Dataset entries:
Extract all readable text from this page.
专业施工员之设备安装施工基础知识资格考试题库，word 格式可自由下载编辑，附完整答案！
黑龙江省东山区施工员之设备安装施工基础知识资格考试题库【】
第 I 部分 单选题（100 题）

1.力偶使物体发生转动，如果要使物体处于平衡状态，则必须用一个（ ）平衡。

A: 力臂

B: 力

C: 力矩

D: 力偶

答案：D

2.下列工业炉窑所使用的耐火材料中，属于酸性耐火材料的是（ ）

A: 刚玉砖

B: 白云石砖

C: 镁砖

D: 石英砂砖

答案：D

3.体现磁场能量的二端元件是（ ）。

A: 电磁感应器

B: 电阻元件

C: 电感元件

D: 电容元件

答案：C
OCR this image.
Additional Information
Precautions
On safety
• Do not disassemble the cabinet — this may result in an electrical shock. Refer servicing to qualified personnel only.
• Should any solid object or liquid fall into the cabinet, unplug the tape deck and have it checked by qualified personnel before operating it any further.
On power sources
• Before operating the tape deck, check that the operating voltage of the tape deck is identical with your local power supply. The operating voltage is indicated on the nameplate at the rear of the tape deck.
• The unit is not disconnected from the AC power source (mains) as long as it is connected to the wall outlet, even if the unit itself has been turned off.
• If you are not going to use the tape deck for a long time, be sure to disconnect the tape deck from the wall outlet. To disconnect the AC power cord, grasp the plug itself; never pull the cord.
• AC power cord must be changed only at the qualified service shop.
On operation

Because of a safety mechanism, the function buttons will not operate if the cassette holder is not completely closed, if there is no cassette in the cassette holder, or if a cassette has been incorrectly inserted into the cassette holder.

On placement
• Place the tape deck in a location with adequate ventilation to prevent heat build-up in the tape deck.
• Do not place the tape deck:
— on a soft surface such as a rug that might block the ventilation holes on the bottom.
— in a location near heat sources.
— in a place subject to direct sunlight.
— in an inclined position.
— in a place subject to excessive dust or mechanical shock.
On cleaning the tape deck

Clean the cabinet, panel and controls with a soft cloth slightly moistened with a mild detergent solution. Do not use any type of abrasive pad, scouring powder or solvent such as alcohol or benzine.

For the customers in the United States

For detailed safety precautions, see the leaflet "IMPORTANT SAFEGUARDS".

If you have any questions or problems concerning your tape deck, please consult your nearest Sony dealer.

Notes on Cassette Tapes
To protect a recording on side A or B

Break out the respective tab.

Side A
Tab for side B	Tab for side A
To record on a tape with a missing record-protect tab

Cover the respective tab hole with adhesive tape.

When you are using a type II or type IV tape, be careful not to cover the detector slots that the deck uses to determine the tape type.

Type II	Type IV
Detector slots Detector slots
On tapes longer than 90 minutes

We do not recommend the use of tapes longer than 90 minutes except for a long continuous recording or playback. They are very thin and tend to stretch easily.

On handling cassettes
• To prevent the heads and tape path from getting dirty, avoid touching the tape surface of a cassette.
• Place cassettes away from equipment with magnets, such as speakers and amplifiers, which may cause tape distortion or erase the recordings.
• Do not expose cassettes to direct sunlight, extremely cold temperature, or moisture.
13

*SET EXERCISE:* Look through the entries above and report each line where the string "safety" occurs.

*FULL ANSWER:*
On safety
Because of a safety mechanism, the function buttons will not operate if the cassette holder is not completely closed, if there is no cassette in the cassette holder, or if a cassette has been incorrectly inserted into the cassette holder.
For detailed safety precautions, see the leaflet "IMPORTANT SAFEGUARDS".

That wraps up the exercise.